Exercise instructions
From the listing below, extract every line in which the word "JSON" appears.
═════ Material for the task ═════
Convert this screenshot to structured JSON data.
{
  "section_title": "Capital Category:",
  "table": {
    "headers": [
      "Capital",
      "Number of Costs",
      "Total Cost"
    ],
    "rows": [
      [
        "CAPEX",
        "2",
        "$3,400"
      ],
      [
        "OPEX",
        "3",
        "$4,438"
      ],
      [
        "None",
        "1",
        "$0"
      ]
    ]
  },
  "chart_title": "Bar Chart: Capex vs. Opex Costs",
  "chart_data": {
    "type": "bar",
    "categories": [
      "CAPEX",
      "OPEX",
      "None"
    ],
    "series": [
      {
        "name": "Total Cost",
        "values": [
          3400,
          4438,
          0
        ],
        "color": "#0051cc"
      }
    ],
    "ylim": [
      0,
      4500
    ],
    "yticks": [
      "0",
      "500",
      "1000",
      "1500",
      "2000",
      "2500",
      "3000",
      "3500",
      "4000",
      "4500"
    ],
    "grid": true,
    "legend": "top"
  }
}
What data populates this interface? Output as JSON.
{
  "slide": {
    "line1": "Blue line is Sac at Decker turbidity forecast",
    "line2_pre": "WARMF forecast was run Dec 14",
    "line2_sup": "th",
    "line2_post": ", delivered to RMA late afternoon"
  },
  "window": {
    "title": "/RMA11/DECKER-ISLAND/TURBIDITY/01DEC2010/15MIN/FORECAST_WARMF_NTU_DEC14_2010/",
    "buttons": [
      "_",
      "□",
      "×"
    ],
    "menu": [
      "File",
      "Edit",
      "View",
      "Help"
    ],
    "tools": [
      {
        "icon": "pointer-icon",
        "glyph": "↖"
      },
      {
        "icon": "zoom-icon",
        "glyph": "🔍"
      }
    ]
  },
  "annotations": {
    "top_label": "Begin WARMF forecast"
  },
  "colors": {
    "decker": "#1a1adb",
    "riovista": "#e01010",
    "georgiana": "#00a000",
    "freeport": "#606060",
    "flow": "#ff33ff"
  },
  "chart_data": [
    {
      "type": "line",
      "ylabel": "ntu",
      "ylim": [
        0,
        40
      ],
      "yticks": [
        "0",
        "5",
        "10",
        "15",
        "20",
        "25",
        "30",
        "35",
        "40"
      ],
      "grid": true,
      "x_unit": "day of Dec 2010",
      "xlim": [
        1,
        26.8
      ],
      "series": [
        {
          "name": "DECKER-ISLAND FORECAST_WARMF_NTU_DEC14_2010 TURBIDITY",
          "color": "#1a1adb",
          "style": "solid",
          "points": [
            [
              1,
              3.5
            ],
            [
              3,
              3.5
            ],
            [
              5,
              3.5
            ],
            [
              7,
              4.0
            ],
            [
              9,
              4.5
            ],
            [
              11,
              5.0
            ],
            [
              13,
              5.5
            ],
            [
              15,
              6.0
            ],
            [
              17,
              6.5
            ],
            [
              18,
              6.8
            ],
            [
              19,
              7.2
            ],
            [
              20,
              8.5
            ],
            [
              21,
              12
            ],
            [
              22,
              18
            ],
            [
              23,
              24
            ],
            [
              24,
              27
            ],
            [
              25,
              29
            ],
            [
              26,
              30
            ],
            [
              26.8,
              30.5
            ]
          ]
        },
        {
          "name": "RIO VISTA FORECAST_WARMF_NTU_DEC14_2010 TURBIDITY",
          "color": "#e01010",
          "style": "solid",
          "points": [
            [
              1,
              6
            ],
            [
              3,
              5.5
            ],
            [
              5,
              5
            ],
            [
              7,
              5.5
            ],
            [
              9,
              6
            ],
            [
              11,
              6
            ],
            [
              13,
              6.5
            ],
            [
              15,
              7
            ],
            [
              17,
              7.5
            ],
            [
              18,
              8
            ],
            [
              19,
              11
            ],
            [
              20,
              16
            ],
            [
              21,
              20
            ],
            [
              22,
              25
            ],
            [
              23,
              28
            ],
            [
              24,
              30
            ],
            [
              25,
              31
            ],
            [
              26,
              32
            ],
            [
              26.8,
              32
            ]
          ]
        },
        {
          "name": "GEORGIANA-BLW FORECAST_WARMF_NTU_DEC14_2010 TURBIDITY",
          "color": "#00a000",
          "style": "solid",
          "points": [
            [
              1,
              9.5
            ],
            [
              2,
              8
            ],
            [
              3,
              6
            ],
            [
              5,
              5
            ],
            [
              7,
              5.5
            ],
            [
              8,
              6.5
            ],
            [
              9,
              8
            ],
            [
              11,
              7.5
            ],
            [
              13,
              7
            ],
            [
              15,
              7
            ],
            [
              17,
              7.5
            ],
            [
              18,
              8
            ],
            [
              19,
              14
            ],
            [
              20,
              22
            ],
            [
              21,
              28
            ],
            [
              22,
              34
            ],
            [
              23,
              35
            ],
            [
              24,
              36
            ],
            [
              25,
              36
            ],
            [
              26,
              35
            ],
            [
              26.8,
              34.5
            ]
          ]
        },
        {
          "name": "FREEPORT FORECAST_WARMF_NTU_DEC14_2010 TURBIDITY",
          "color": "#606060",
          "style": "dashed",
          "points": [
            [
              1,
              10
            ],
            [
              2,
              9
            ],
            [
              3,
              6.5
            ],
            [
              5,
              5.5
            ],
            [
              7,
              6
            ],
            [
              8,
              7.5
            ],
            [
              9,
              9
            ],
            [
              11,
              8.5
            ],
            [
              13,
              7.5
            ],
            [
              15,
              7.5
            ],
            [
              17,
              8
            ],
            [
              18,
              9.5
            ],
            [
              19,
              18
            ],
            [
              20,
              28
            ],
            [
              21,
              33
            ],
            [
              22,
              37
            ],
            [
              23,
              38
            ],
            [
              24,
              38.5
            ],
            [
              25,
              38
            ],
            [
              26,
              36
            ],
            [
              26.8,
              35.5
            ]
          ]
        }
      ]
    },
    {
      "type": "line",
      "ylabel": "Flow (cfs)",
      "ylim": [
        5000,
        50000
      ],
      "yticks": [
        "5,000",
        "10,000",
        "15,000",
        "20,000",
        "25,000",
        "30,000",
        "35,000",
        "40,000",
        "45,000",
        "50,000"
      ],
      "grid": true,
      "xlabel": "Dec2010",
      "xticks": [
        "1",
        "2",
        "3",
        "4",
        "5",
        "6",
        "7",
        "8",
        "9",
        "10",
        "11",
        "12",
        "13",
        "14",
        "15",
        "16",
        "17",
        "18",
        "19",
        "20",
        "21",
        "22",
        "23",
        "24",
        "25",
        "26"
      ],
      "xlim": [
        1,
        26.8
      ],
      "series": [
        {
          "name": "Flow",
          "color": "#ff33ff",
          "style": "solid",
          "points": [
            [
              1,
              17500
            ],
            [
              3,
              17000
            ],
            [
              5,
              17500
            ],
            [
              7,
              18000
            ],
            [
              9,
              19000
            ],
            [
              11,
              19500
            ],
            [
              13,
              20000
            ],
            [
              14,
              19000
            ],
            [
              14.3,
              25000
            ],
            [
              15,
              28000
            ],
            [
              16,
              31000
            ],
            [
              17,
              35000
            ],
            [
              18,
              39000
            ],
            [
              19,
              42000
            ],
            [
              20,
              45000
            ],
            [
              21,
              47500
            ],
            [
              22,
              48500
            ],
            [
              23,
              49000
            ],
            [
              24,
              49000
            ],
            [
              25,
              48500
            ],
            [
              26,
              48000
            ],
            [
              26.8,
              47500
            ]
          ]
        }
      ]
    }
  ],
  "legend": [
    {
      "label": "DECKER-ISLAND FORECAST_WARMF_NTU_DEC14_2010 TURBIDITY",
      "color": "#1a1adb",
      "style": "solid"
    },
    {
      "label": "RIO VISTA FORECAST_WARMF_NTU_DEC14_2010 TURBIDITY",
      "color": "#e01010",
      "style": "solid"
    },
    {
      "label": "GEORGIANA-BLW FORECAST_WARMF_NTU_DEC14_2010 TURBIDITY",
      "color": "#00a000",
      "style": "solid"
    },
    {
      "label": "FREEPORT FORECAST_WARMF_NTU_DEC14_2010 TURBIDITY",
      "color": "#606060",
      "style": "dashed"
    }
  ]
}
═════
Full answer
Convert this screenshot to structured JSON data.
What data populates this interface? Output as JSON.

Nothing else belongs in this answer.